Records from a data source:
• • • • •
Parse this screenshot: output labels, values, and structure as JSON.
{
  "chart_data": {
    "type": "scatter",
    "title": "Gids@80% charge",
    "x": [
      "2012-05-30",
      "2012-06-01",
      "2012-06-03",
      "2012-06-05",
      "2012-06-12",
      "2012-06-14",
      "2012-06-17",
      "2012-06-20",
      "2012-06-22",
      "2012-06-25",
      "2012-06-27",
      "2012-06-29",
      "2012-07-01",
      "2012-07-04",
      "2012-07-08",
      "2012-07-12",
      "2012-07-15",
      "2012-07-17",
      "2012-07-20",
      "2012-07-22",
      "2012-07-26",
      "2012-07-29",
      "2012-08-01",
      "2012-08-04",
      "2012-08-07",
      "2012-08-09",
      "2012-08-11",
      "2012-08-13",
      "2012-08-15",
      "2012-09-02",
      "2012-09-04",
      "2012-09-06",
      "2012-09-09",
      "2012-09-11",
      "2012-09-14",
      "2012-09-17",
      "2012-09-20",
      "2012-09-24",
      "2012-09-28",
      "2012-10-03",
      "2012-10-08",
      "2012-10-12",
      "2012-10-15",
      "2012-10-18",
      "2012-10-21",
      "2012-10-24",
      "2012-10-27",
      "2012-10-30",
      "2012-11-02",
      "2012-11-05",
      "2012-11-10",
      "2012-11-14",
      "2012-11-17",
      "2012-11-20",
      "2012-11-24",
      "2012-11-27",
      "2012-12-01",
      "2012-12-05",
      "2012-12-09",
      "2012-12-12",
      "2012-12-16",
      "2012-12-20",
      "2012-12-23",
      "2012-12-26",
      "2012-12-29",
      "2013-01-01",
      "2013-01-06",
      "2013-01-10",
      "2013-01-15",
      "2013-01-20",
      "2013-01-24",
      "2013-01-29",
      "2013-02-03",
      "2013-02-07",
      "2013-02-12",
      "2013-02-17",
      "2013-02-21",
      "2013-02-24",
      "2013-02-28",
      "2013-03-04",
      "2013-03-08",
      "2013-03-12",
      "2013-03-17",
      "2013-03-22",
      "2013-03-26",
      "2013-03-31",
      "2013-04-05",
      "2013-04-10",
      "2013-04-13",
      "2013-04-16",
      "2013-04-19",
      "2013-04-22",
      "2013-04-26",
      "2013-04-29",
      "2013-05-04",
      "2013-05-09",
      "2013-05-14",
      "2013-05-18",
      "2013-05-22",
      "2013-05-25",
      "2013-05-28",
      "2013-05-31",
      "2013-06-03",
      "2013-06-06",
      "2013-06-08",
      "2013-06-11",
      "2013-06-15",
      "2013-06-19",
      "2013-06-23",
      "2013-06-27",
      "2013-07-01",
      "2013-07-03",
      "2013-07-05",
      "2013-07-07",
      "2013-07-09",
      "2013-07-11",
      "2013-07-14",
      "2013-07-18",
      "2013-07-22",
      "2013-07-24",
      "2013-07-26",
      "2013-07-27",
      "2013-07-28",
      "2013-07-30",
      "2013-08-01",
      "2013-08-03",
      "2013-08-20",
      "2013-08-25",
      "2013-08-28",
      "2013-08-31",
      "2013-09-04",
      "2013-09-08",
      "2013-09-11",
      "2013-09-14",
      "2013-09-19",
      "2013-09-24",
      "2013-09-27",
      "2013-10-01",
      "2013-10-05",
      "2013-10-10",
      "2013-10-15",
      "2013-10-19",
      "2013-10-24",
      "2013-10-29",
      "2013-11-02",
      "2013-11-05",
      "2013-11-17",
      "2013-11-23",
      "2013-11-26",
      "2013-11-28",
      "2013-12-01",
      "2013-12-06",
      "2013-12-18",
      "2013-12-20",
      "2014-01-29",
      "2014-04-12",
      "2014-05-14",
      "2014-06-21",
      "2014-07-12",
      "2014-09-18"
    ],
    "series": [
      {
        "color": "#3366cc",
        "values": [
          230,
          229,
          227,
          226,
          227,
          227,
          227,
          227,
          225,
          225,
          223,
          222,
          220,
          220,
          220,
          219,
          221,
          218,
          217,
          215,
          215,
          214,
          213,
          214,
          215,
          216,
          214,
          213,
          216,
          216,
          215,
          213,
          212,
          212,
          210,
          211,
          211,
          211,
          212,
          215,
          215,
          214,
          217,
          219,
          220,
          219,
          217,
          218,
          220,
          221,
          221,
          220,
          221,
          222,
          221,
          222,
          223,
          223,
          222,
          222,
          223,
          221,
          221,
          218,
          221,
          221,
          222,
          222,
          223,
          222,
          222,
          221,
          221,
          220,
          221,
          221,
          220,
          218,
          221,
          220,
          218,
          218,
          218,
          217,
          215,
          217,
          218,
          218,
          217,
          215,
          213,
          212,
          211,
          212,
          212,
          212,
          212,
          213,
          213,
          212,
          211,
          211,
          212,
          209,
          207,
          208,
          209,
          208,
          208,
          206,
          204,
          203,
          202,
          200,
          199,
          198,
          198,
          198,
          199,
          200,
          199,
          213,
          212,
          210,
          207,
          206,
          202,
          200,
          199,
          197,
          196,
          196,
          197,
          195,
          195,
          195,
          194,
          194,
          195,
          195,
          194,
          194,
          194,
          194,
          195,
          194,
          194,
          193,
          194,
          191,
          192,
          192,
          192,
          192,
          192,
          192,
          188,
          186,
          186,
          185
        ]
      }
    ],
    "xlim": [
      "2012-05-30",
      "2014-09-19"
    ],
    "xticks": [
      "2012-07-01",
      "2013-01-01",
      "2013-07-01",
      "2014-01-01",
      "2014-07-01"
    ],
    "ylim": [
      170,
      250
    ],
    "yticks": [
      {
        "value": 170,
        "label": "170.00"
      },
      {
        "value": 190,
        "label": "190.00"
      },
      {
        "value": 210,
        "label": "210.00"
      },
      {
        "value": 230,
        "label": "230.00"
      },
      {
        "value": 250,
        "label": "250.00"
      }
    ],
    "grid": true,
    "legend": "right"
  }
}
• • • • •
● Problem requirements
Return all of the entries exactly as they were supplied.

● Response for this exercise
Parse this screenshot: output labels, values, and structure as JSON.
{
  "chart_data": {
    "type": "scatter",
    "title": "Gids@80% charge",
    "x": [
      "2012-05-30",
      "2012-06-01",
      "2012-06-03",
      "2012-06-05",
      "2012-06-12",
      "2012-06-14",
      "2012-06-17",
      "2012-06-20",
      "2012-06-22",
      "2012-06-25",
      "2012-06-27",
      "2012-06-29",
      "2012-07-01",
      "2012-07-04",
      "2012-07-08",
      "2012-07-12",
      "2012-07-15",
      "2012-07-17",
      "2012-07-20",
      "2012-07-22",
      "2012-07-26",
      "2012-07-29",
      "2012-08-01",
      "2012-08-04",
      "2012-08-07",
      "2012-08-09",
      "2012-08-11",
      "2012-08-13",
      "2012-08-15",
      "2012-09-02",
      "2012-09-04",
      "2012-09-06",
      "2012-09-09",
      "2012-09-11",
      "2012-09-14",
      "2012-09-17",
      "2012-09-20",
      "2012-09-24",
      "2012-09-28",
      "2012-10-03",
      "2012-10-08",
      "2012-10-12",
      "2012-10-15",
      "2012-10-18",
      "2012-10-21",
      "2012-10-24",
      "2012-10-27",
      "2012-10-30",
      "2012-11-02",
      "2012-11-05",
      "2012-11-10",
      "2012-11-14",
      "2012-11-17",
      "2012-11-20",
      "2012-11-24",
      "2012-11-27",
      "2012-12-01",
      "2012-12-05",
      "2012-12-09",
      "2012-12-12",
      "2012-12-16",
      "2012-12-20",
      "2012-12-23",
      "2012-12-26",
      "2012-12-29",
      "2013-01-01",
      "2013-01-06",
      "2013-01-10",
      "2013-01-15",
      "2013-01-20",
      "2013-01-24",
      "2013-01-29",
      "2013-02-03",
      "2013-02-07",
      "2013-02-12",
      "2013-02-17",
      "2013-02-21",
      "2013-02-24",
      "2013-02-28",
      "2013-03-04",
      "2013-03-08",
      "2013-03-12",
      "2013-03-17",
      "2013-03-22",
      "2013-03-26",
      "2013-03-31",
      "2013-04-05",
      "2013-04-10",
      "2013-04-13",
      "2013-04-16",
      "2013-04-19",
      "2013-04-22",
      "2013-04-26",
      "2013-04-29",
      "2013-05-04",
      "2013-05-09",
      "2013-05-14",
      "2013-05-18",
      "2013-05-22",
      "2013-05-25",
      "2013-05-28",
      "2013-05-31",
      "2013-06-03",
      "2013-06-06",
      "2013-06-08",
      "2013-06-11",
      "2013-06-15",
      "2013-06-19",
      "2013-06-23",
      "2013-06-27",
      "2013-07-01",
      "2013-07-03",
      "2013-07-05",
      "2013-07-07",
      "2013-07-09",
      "2013-07-11",
      "2013-07-14",
      "2013-07-18",
      "2013-07-22",
      "2013-07-24",
      "2013-07-26",
      "2013-07-27",
      "2013-07-28",
      "2013-07-30",
      "2013-08-01",
      "2013-08-03",
      "2013-08-20",
      "2013-08-25",
      "2013-08-28",
      "2013-08-31",
      "2013-09-04",
      "2013-09-08",
      "2013-09-11",
      "2013-09-14",
      "2013-09-19",
      "2013-09-24",
      "2013-09-27",
      "2013-10-01",
      "2013-10-05",
      "2013-10-10",
      "2013-10-15",
      "2013-10-19",
      "2013-10-24",
      "2013-10-29",
      "2013-11-02",
      "2013-11-05",
      "2013-11-17",
      "2013-11-23",
      "2013-11-26",
      "2013-11-28",
      "2013-12-01",
      "2013-12-06",
      "2013-12-18",
      "2013-12-20",
      "2014-01-29",
      "2014-04-12",
      "2014-05-14",
      "2014-06-21",
      "2014-07-12",
      "2014-09-18"
    ],
    "series": [
      {
        "color": "#3366cc",
        "values": [
          230,
          229,
          227,
          226,
          227,
          227,
          227,
          227,
          225,
          225,
          223,
          222,
          220,
          220,
          220,
          219,
          221,
          218,
          217,
          215,
          215,
          214,
          213,
          214,
          215,
          216,
          214,
          213,
          216,
          216,
          215,
          213,
          212,
          212,
          210,
          211,
          211,
          211,
          212,
          215,
          215,
          214,
          217,
          219,
          220,
          219,
          217,
          218,
          220,
          221,
          221,
          220,
          221,
          222,
          221,
          222,
          223,
          223,
          222,
          222,
          223,
          221,
          221,
          218,
          221,
          221,
          222,
          222,
          223,
          222,
          222,
          221,
          221,
          220,
          221,
          221,
          220,
          218,
          221,
          220,
          218,
          218,
          218,
          217,
          215,
          217,
          218,
          218,
          217,
          215,
          213,
          212,
          211,
          212,
          212,
          212,
          212,
          213,
          213,
          212,
          211,
          211,
          212,
          209,
          207,
          208,
          209,
          208,
          208,
          206,
          204,
          203,
          202,
          200,
          199,
          198,
          198,
          198,
          199,
          200,
          199,
          213,
          212,
          210,
          207,
          206,
          202,
          200,
          199,
          197,
          196,
          196,
          197,
          195,
          195,
          195,
          194,
          194,
          195,
          195,
          194,
          194,
          194,
          194,
          195,
          194,
          194,
          193,
          194,
          191,
          192,
          192,
          192,
          192,
          192,
          192,
          188,
          186,
          186,
          185
        ]
      }
    ],
    "xlim": [
      "2012-05-30",
      "2014-09-19"
    ],
    "xticks": [
      "2012-07-01",
      "2013-01-01",
      "2013-07-01",
      "2014-01-01",
      "2014-07-01"
    ],
    "ylim": [
      170,
      250
    ],
    "yticks": [
      {
        "value": 170,
        "label": "170.00"
      },
      {
        "value": 190,
        "label": "190.00"
      },
      {
        "value": 210,
        "label": "210.00"
      },
      {
        "value": 230,
        "label": "230.00"
      },
      {
        "value": 250,
        "label": "250.00"
      }
    ],
    "grid": true,
    "legend": "right"
  }
}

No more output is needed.